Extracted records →
— Start —
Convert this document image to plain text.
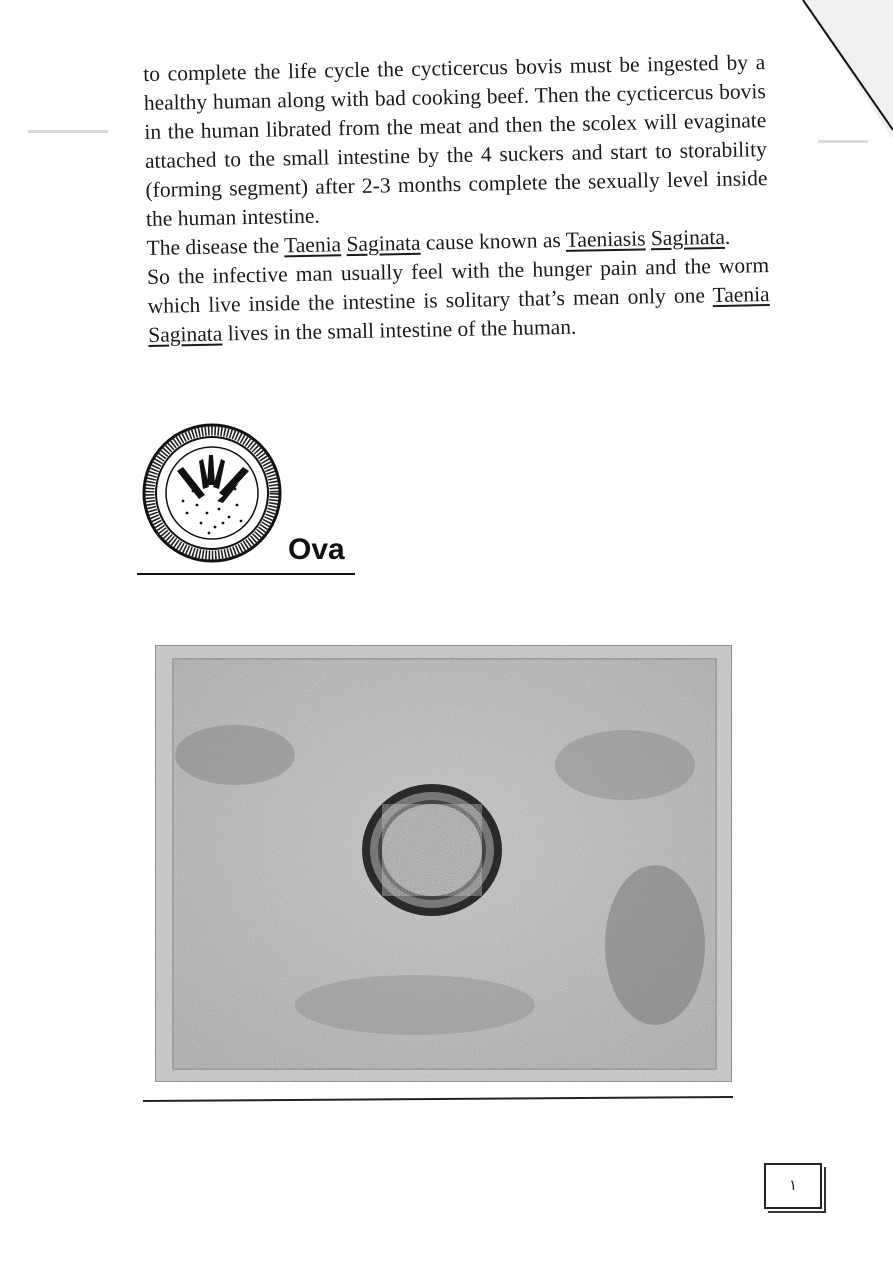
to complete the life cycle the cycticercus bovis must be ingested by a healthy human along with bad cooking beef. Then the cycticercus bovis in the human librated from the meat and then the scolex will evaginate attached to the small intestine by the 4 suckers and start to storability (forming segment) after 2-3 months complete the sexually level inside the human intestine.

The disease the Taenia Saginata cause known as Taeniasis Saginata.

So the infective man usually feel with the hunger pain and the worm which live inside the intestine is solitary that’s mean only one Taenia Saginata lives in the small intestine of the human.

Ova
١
— End —
— Start —
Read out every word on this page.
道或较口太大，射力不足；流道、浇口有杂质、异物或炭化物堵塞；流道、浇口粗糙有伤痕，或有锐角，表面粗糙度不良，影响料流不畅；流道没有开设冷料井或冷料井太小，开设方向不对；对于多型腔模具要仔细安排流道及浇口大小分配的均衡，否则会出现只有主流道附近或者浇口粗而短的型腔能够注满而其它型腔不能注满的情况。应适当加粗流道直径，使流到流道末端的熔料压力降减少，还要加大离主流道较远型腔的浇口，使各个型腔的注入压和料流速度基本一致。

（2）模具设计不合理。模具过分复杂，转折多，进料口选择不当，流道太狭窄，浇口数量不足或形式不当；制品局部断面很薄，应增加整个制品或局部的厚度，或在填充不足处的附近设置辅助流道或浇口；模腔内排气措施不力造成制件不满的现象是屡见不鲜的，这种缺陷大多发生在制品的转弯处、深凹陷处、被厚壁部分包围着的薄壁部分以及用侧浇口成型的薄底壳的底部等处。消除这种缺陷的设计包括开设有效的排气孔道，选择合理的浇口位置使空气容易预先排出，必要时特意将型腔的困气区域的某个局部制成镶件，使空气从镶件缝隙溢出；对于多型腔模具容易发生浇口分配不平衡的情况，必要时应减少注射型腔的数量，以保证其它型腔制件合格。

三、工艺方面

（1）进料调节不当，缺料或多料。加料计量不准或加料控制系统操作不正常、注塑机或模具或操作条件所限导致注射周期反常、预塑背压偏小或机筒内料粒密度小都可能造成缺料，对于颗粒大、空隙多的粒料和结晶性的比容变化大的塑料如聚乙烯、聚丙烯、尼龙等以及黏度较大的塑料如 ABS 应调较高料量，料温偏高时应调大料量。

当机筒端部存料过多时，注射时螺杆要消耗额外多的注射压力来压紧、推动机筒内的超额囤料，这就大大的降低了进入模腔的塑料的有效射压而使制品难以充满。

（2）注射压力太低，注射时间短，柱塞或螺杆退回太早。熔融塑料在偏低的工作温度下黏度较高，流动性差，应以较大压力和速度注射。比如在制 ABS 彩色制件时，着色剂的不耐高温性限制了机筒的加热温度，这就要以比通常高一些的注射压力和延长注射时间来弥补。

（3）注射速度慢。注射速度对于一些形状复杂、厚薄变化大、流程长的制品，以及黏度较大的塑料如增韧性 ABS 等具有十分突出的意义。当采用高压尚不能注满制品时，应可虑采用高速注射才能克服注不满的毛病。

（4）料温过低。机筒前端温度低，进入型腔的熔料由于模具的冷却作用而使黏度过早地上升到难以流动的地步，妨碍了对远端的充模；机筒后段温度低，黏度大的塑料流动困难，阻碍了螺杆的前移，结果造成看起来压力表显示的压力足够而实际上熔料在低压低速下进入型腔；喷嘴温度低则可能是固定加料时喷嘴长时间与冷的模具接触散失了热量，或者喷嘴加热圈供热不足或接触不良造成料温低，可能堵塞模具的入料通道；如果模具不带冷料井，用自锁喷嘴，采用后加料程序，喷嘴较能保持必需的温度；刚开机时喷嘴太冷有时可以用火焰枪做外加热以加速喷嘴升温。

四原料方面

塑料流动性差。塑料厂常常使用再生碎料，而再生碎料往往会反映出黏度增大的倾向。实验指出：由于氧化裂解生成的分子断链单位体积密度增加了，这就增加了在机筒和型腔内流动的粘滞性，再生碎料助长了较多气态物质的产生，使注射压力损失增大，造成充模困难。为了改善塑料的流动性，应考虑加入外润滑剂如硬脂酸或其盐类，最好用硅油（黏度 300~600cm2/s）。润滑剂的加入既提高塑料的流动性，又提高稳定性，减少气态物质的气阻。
— End —
PROMPT → In the entries above, find every line holding the word "human" and copy it out.

EXERCISE ANSWER →
to complete the life cycle the cycticercus bovis must be ingested by a healthy human along with bad cooking beef. Then the cycticercus bovis in the human librated from the meat and then the scolex will evaginate attached to the small intestine by the 4 suckers and start to storability (forming segment) after 2-3 months complete the sexually level inside the human intestine.
So the infective man usually feel with the hunger pain and the worm which live inside the intestine is solitary that’s mean only one Taenia Saginata lives in the small intestine of the human.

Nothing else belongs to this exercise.